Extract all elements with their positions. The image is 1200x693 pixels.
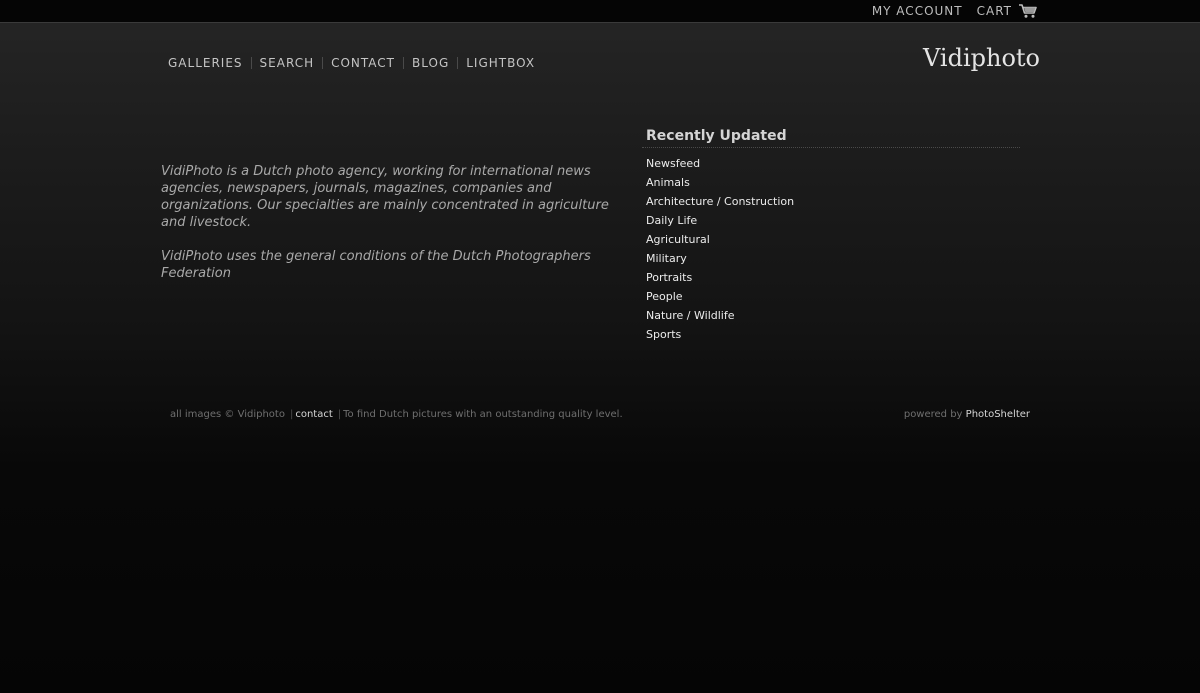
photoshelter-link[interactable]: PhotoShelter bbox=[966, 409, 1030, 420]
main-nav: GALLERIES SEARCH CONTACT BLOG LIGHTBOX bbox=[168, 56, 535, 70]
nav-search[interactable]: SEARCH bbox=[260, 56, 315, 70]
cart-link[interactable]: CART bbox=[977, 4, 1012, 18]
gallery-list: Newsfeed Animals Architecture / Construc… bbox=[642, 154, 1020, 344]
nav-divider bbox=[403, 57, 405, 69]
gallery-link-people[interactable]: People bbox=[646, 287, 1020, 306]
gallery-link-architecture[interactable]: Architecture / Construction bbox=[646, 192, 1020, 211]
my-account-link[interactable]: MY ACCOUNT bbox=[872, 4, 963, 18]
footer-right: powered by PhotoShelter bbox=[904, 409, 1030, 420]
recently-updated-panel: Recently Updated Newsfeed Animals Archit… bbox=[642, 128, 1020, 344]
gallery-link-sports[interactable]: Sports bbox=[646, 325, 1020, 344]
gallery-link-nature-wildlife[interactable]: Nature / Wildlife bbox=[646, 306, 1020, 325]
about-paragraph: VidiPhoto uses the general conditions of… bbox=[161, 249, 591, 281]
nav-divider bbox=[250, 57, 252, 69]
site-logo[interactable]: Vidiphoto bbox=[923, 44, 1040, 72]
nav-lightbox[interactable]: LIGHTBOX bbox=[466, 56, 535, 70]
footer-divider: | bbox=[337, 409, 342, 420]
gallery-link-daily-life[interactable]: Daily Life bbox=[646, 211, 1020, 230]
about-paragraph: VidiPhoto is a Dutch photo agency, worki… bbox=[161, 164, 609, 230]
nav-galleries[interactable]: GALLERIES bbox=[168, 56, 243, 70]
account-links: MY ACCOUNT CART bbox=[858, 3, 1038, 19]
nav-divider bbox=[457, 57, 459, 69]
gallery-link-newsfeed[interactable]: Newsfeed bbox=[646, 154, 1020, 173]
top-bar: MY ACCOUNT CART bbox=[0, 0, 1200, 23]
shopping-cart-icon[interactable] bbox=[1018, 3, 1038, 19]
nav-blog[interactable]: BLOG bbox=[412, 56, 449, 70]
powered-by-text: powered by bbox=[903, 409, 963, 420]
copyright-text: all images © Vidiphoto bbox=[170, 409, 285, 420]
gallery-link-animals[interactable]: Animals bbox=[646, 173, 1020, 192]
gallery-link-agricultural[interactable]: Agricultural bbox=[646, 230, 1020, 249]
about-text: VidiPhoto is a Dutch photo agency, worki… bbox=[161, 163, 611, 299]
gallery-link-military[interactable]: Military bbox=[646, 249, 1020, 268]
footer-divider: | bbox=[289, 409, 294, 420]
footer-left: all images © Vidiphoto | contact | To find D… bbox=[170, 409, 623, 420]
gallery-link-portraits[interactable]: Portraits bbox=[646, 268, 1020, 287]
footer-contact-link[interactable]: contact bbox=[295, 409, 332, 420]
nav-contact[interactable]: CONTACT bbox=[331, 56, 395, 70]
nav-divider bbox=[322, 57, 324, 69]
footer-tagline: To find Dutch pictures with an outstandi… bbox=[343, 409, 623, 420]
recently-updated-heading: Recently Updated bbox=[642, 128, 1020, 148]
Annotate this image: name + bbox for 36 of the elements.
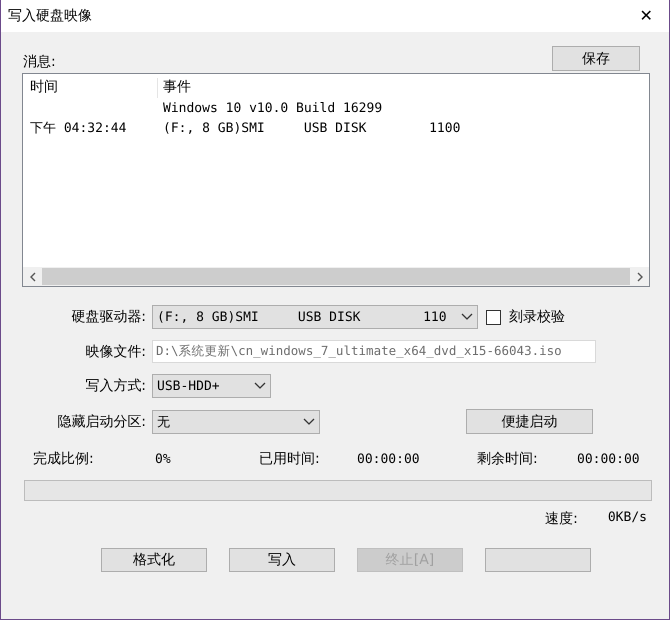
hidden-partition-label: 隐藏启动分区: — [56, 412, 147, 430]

● **WHAT THIS TASK INVOLVES**
Rewrite every line of the data above with each occurrence of "Dutch" replaced by "Belgian" and all else left unchanged. Omit the pictures from your answer.

● **SOLUTION**
Extract all elements with their positions. The image is 1200x693 pixels.
photoshelter-link[interactable]: PhotoShelter bbox=[966, 409, 1030, 420]
main-nav: GALLERIES SEARCH CONTACT BLOG LIGHTBOX bbox=[168, 56, 535, 70]
nav-search[interactable]: SEARCH bbox=[260, 56, 315, 70]
cart-link[interactable]: CART bbox=[977, 4, 1012, 18]
gallery-list: Newsfeed Animals Architecture / Construc… bbox=[642, 154, 1020, 344]
nav-divider bbox=[403, 57, 405, 69]
gallery-link-people[interactable]: People bbox=[646, 287, 1020, 306]
gallery-link-architecture[interactable]: Architecture / Construction bbox=[646, 192, 1020, 211]
my-account-link[interactable]: MY ACCOUNT bbox=[872, 4, 963, 18]
footer-right: powered by PhotoShelter bbox=[904, 409, 1030, 420]
recently-updated-panel: Recently Updated Newsfeed Animals Archit… bbox=[642, 128, 1020, 344]
gallery-link-sports[interactable]: Sports bbox=[646, 325, 1020, 344]
gallery-link-nature-wildlife[interactable]: Nature / Wildlife bbox=[646, 306, 1020, 325]
about-paragraph: VidiPhoto uses the general conditions of… bbox=[161, 249, 591, 281]
nav-divider bbox=[250, 57, 252, 69]
site-logo[interactable]: Vidiphoto bbox=[923, 44, 1040, 72]
nav-lightbox[interactable]: LIGHTBOX bbox=[466, 56, 535, 70]
footer-divider: | bbox=[337, 409, 342, 420]
gallery-link-daily-life[interactable]: Daily Life bbox=[646, 211, 1020, 230]
about-paragraph: VidiPhoto is a Belgian photo agency, worki… bbox=[161, 164, 609, 230]
nav-galleries[interactable]: GALLERIES bbox=[168, 56, 243, 70]
account-links: MY ACCOUNT CART bbox=[858, 3, 1038, 19]
nav-divider bbox=[457, 57, 459, 69]
gallery-link-newsfeed[interactable]: Newsfeed bbox=[646, 154, 1020, 173]
top-bar: MY ACCOUNT CART bbox=[0, 0, 1200, 23]
shopping-cart-icon[interactable] bbox=[1018, 3, 1038, 19]
nav-blog[interactable]: BLOG bbox=[412, 56, 449, 70]
powered-by-text: powered by bbox=[903, 409, 963, 420]
copyright-text: all images © Vidiphoto bbox=[170, 409, 285, 420]
gallery-link-animals[interactable]: Animals bbox=[646, 173, 1020, 192]
gallery-link-agricultural[interactable]: Agricultural bbox=[646, 230, 1020, 249]
about-text: VidiPhoto is a Belgian photo agency, worki… bbox=[161, 163, 611, 299]
gallery-link-military[interactable]: Military bbox=[646, 249, 1020, 268]
footer-divider: | bbox=[289, 409, 294, 420]
footer-left: all images © Vidiphoto | contact | To find D… bbox=[170, 409, 623, 420]
gallery-link-portraits[interactable]: Portraits bbox=[646, 268, 1020, 287]
footer-contact-link[interactable]: contact bbox=[295, 409, 332, 420]
nav-contact[interactable]: CONTACT bbox=[331, 56, 395, 70]
nav-divider bbox=[322, 57, 324, 69]
footer-tagline: To find Belgian pictures with an outstandi… bbox=[343, 409, 623, 420]
recently-updated-heading: Recently Updated bbox=[642, 128, 1020, 148]
Annotate this image: name + bbox for 36 of the elements.
hidden-partition-label: 隐藏启动分区: — [56, 412, 147, 430]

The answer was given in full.